Data supplied:

++++

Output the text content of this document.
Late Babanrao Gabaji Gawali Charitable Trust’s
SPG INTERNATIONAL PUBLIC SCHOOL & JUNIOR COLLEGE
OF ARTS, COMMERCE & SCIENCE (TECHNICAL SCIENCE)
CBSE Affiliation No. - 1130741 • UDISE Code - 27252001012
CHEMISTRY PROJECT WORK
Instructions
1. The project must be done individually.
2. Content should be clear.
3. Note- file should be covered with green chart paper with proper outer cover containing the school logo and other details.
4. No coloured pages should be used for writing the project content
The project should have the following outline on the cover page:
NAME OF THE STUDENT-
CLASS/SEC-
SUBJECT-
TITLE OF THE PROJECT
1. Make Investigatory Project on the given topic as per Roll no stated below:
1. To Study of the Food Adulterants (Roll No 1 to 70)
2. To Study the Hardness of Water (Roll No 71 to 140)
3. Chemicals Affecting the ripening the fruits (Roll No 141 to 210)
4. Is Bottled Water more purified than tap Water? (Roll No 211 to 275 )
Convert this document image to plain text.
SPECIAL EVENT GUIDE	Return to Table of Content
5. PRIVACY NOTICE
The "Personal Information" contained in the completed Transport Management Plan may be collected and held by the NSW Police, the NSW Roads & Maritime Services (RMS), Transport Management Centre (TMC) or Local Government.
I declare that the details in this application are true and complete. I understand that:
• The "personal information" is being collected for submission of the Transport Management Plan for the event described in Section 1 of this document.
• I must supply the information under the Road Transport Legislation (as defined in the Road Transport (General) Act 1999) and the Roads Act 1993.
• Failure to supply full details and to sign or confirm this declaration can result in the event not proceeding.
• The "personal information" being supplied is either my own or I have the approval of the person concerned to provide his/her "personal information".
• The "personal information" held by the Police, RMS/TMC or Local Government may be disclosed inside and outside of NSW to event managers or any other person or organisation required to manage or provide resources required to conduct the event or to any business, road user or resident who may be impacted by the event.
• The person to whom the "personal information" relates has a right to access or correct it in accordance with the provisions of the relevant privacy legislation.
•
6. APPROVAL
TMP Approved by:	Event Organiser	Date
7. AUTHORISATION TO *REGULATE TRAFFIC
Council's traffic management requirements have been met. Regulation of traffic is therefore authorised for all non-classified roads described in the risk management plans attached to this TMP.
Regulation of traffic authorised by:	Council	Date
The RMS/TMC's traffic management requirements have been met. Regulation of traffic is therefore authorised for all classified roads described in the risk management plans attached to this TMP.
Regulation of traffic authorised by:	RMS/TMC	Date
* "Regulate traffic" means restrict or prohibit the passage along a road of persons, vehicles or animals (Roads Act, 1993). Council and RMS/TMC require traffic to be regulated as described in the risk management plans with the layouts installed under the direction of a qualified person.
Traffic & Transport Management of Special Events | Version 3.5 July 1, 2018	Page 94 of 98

++++

Objective: Please give back all of the records exactly as written.

Response to the task:
Output the text content of this document.
Late Babanrao Gabaji Gawali Charitable Trust’s
SPG INTERNATIONAL PUBLIC SCHOOL & JUNIOR COLLEGE
OF ARTS, COMMERCE & SCIENCE (TECHNICAL SCIENCE)
CBSE Affiliation No. - 1130741 • UDISE Code - 27252001012
CHEMISTRY PROJECT WORK
Instructions
1. The project must be done individually.
2. Content should be clear.
3. Note- file should be covered with green chart paper with proper outer cover containing the school logo and other details.
4. No coloured pages should be used for writing the project content
The project should have the following outline on the cover page:
NAME OF THE STUDENT-
CLASS/SEC-
SUBJECT-
TITLE OF THE PROJECT
1. Make Investigatory Project on the given topic as per Roll no stated below:
1. To Study of the Food Adulterants (Roll No 1 to 70)
2. To Study the Hardness of Water (Roll No 71 to 140)
3. Chemicals Affecting the ripening the fruits (Roll No 141 to 210)
4. Is Bottled Water more purified than tap Water? (Roll No 211 to 275 )
Convert this document image to plain text.
SPECIAL EVENT GUIDE	Return to Table of Content
5. PRIVACY NOTICE
The "Personal Information" contained in the completed Transport Management Plan may be collected and held by the NSW Police, the NSW Roads & Maritime Services (RMS), Transport Management Centre (TMC) or Local Government.
I declare that the details in this application are true and complete. I understand that:
• The "personal information" is being collected for submission of the Transport Management Plan for the event described in Section 1 of this document.
• I must supply the information under the Road Transport Legislation (as defined in the Road Transport (General) Act 1999) and the Roads Act 1993.
• Failure to supply full details and to sign or confirm this declaration can result in the event not proceeding.
• The "personal information" being supplied is either my own or I have the approval of the person concerned to provide his/her "personal information".
• The "personal information" held by the Police, RMS/TMC or Local Government may be disclosed inside and outside of NSW to event managers or any other person or organisation required to manage or provide resources required to conduct the event or to any business, road user or resident who may be impacted by the event.
• The person to whom the "personal information" relates has a right to access or correct it in accordance with the provisions of the relevant privacy legislation.
•
6. APPROVAL
TMP Approved by:	Event Organiser	Date
7. AUTHORISATION TO *REGULATE TRAFFIC
Council's traffic management requirements have been met. Regulation of traffic is therefore authorised for all non-classified roads described in the risk management plans attached to this TMP.
Regulation of traffic authorised by:	Council	Date
The RMS/TMC's traffic management requirements have been met. Regulation of traffic is therefore authorised for all classified roads described in the risk management plans attached to this TMP.
Regulation of traffic authorised by:	RMS/TMC	Date
* "Regulate traffic" means restrict or prohibit the passage along a road of persons, vehicles or animals (Roads Act, 1993). Council and RMS/TMC require traffic to be regulated as described in the risk management plans with the layouts installed under the direction of a qualified person.
Traffic & Transport Management of Special Events | Version 3.5 July 1, 2018	Page 94 of 98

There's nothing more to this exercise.